Quoted text:
>>>

David William Kearney was born on September 8, 1939 in Houston, Texas and raised in Kissimee, Florida by his grandmother. He began playing guitar as a young boy, excited by the sounds of B.B. King, Guitar Slim, T-Bone Walker and Earl Hooker. At 17, he was already good enough to earn a gig as featured guitarist and vocalist in Walter Johnson's 18-piece orchestra. Being younger - and shorter - then the rest of the band, the club owner dubbed him Guitar Shorty, and the name stuck. After a Shorty performance in Tampa, the great Willie Dixon, who was in the audience, approached the teenager and said, “I like what you're doing; you've got something different. I gotta get you in the studio.” A few weeks later Shorty was in Chicago with Dixon as producer and, backed by Otis Rush on second guitar, he cut his first single for Chicago's famed Cobra Records (first label home for Rush, Magic Sam and Buddy Guy) in 1957.

Soon after, Shorty met one of his idols - Guitar Slim, famous for his hit “The Things That I Used To Do” as well as for his wildman stage antics. Inspired by Slim, Shorty began incorporating some of Slim's tricks into his own shows.

Soon he was doing somersaults and flips on stage, while continuing to hone his own high-energy musical style. He recorded three 45s for the Los Angeles-based Pull Records label in 1959. Those six sides - all Guitar Shorty originals - showcased his tough vocals and his wild guitar, and earned him a loyal following.

Shorty gigged steadily, working with Little Milton, B.B. King, Lowell Fulson, Johnny Copeland and T-Bone Walker. He eventually settled down in Seattle where he married Marsha Hendrix, Jimi's stepsister, and became a strong influence on the young guitarist. Hendrix confessed that in 1961 and 1962 he would go AWOL from his Army base to catch Shorty's performances. “I'd see Jimi at the clubs, ” Shorty recalls, “He'd stay in the shadows, watching me. I can hear my licks in “Purple Haze” and “Hey Joe.” He told me the reason he started setting his guitar on fire was because he couldn't do the back flips like I did.”

<<<

Given request:
List every song title that appears in quotation marks in the Guitar Shorty biography.

Collected data:
>>>

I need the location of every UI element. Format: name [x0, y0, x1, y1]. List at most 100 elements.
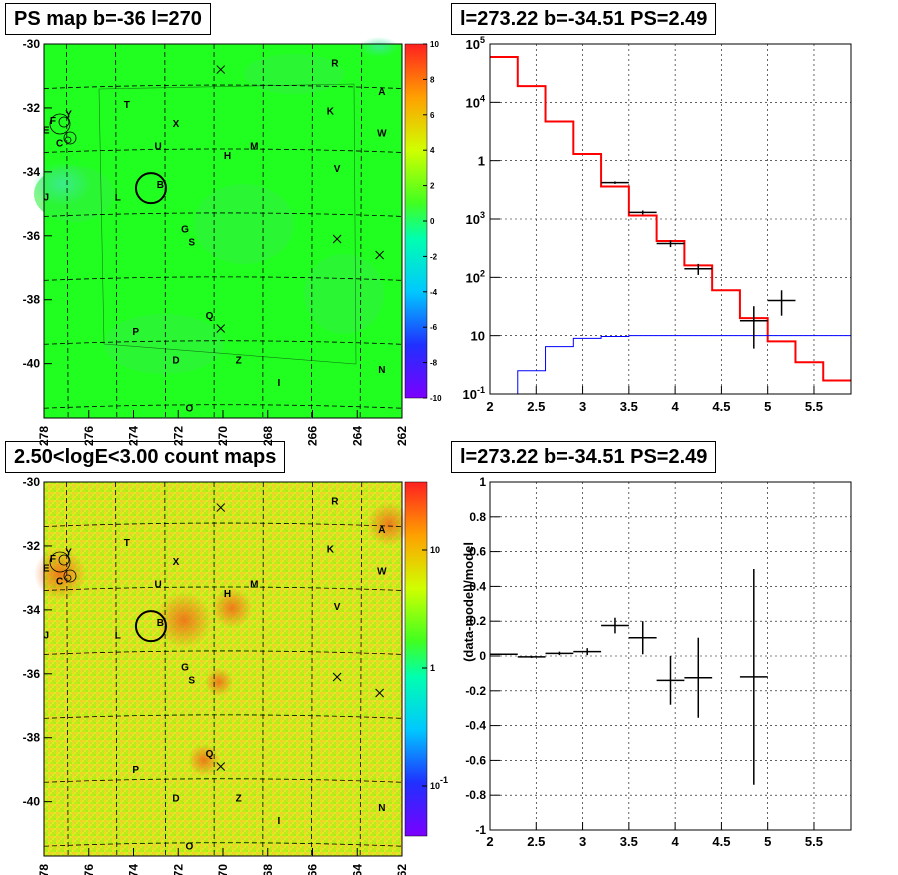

<<<

Solution to the exercise:
"The Things That I Used To Do"
"Purple Haze"
"Hey Joe"